Dataset records:
********************
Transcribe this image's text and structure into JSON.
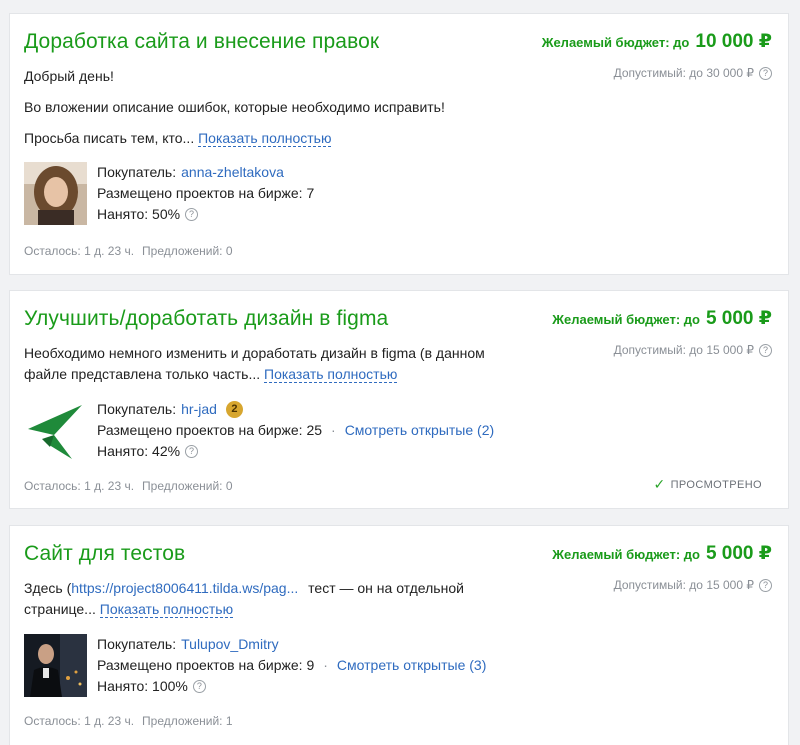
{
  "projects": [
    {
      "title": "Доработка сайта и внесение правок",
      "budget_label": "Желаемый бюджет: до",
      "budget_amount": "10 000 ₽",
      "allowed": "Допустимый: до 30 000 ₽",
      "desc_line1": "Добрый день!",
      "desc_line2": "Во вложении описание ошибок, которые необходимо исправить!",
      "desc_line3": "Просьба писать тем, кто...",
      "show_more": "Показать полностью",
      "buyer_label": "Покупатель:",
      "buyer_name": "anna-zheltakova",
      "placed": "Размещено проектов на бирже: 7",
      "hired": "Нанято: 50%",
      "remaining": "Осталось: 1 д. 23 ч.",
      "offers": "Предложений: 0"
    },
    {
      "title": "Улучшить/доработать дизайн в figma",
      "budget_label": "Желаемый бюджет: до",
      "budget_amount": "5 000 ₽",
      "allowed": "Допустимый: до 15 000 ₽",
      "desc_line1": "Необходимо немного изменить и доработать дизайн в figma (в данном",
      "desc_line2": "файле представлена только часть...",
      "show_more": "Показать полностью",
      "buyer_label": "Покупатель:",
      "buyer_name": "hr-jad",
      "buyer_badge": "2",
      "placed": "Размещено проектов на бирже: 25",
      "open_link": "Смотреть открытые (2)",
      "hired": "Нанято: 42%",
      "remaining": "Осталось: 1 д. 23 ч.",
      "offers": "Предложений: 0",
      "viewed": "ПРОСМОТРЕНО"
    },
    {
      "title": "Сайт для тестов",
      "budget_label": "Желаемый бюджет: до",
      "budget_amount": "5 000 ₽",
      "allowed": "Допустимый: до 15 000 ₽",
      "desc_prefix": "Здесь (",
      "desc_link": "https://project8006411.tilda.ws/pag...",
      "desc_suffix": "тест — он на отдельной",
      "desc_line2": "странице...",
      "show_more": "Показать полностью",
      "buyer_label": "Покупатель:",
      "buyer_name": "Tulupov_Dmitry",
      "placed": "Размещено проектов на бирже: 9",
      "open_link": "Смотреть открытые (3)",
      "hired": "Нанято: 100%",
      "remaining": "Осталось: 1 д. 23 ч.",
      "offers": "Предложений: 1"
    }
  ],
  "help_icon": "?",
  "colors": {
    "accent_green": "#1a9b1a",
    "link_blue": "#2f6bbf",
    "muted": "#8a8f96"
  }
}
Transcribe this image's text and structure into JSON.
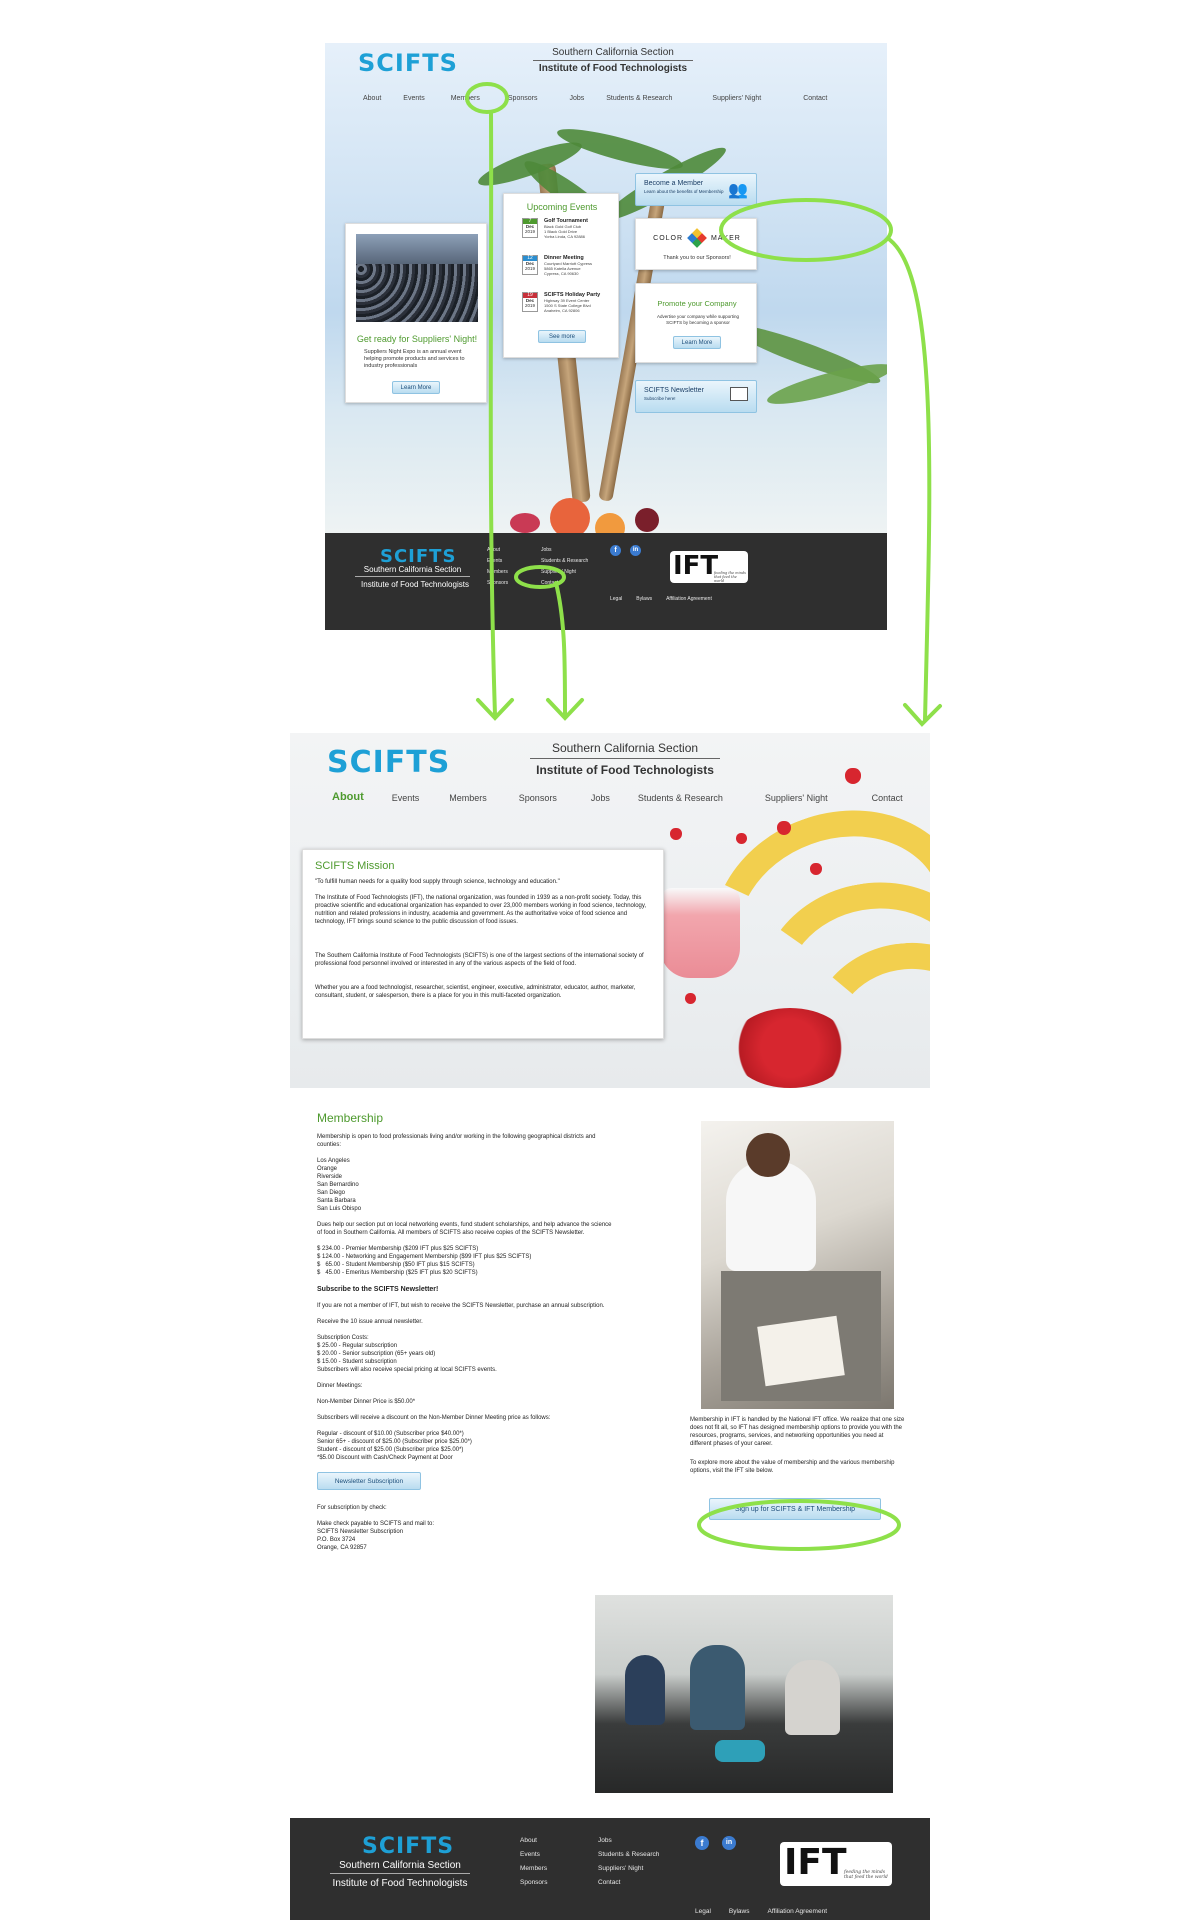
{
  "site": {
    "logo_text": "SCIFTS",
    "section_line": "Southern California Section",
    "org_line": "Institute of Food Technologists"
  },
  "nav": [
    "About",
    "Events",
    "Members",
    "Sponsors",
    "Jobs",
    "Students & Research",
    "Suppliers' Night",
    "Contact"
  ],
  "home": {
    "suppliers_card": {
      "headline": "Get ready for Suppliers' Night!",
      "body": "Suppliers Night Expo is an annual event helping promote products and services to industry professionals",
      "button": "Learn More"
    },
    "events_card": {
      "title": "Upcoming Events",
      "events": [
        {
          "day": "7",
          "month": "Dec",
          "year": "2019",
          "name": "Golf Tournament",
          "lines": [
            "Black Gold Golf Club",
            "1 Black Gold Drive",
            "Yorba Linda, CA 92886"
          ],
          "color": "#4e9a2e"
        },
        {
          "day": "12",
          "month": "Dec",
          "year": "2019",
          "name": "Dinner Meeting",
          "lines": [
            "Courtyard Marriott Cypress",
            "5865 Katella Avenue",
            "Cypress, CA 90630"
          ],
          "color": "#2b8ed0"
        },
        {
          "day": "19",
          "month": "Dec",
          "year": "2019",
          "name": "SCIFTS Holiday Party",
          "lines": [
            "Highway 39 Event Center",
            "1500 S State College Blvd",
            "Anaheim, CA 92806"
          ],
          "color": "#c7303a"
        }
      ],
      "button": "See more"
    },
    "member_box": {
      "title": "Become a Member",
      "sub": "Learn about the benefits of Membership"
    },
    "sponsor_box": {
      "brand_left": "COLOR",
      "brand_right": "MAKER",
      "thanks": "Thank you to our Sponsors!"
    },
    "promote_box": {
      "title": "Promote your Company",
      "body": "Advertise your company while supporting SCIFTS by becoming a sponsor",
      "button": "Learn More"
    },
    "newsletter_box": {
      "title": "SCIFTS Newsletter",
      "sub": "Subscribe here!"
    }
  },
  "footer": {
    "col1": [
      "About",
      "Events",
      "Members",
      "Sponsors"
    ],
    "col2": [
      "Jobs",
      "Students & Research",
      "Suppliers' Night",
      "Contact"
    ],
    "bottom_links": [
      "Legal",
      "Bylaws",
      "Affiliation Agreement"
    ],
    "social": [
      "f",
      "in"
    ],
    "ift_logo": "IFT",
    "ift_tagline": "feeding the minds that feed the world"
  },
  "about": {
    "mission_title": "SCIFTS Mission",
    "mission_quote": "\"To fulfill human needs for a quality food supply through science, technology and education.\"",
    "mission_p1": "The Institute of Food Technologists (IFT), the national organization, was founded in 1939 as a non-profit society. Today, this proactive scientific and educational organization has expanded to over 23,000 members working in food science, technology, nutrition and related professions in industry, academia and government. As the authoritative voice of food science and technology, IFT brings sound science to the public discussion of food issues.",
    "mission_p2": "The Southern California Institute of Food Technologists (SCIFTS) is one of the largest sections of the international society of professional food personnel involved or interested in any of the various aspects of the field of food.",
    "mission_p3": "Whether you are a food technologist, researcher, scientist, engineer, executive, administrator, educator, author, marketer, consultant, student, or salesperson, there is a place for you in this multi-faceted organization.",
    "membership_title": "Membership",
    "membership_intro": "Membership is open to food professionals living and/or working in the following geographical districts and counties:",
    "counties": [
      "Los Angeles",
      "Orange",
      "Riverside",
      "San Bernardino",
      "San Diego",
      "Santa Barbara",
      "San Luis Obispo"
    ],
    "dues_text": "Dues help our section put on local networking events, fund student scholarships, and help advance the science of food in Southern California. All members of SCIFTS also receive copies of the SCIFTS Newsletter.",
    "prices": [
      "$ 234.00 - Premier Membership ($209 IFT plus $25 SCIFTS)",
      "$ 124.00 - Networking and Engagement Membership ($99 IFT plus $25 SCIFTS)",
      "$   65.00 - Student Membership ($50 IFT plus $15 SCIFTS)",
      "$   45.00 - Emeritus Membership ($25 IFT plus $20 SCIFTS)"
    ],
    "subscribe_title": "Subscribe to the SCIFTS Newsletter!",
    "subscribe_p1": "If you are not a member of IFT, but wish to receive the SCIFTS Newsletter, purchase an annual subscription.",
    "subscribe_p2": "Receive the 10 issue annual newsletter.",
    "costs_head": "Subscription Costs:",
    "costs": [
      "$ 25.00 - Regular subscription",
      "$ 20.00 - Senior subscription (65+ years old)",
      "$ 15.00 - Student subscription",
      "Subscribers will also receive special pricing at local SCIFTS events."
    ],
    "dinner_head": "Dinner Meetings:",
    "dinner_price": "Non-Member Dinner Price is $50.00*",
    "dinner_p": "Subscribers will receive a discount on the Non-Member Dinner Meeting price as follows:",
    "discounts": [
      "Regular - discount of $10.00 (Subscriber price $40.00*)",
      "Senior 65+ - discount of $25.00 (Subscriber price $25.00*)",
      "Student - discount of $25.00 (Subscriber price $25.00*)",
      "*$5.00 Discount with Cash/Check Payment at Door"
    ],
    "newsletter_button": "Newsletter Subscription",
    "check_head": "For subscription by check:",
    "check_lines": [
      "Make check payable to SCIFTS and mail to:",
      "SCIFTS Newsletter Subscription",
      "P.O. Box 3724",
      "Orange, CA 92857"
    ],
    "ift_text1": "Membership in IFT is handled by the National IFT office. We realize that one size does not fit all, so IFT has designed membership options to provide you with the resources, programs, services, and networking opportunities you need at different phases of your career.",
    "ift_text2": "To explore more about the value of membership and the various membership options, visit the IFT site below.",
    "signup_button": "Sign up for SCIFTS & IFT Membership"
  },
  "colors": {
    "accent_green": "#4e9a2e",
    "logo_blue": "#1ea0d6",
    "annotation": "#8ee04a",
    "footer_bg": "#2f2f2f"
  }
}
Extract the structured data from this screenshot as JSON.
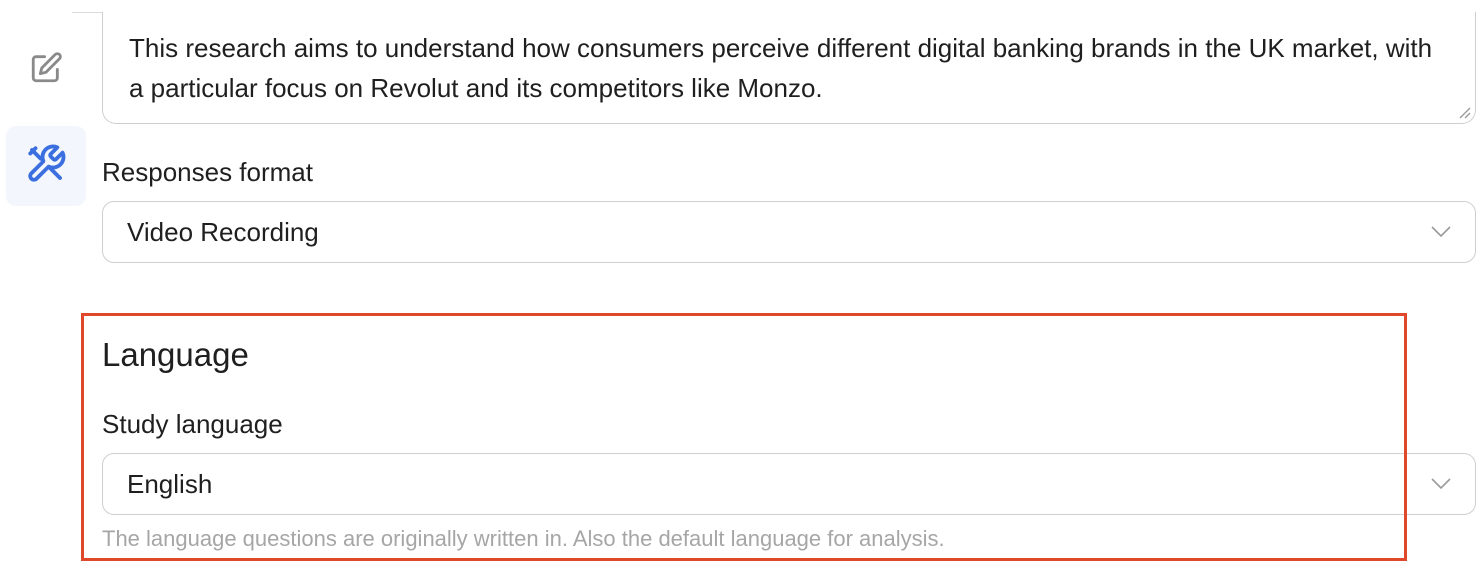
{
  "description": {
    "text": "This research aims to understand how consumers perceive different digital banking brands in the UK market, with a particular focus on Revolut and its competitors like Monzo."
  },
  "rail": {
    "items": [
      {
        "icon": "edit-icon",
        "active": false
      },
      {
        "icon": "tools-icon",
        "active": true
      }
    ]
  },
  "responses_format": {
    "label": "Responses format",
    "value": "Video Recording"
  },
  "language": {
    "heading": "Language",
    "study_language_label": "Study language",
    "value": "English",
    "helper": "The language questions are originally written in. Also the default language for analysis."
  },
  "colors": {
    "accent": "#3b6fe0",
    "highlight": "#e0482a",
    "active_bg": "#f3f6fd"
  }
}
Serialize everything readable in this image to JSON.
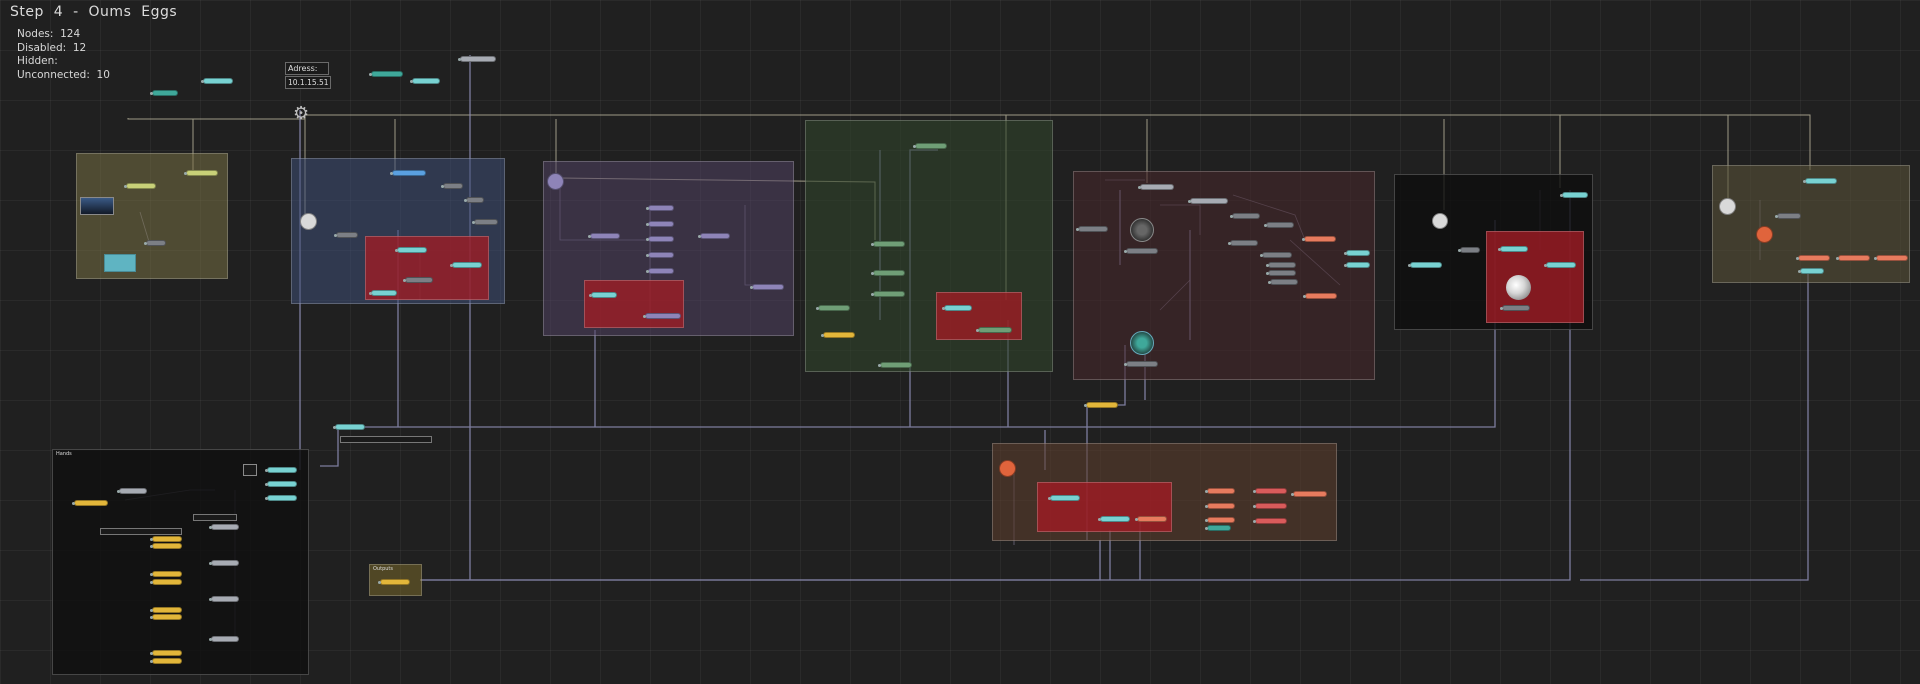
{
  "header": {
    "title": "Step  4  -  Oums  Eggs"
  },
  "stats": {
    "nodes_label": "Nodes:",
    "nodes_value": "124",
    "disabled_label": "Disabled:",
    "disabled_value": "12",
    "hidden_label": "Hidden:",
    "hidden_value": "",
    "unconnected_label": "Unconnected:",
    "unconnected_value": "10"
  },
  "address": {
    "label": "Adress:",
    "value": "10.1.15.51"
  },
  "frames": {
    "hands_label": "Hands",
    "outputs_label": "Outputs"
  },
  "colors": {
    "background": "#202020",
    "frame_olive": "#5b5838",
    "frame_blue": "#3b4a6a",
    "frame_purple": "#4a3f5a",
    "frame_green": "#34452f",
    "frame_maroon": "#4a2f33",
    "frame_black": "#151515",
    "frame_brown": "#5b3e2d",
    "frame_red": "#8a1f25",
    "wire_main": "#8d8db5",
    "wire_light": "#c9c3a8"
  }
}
********************
• What is needed: Copy out every line of the listing that contains the string "hired".

• Task answer:
      "hired": "Нанято: 50%",
      "hired": "Нанято: 42%",
      "hired": "Нанято: 100%",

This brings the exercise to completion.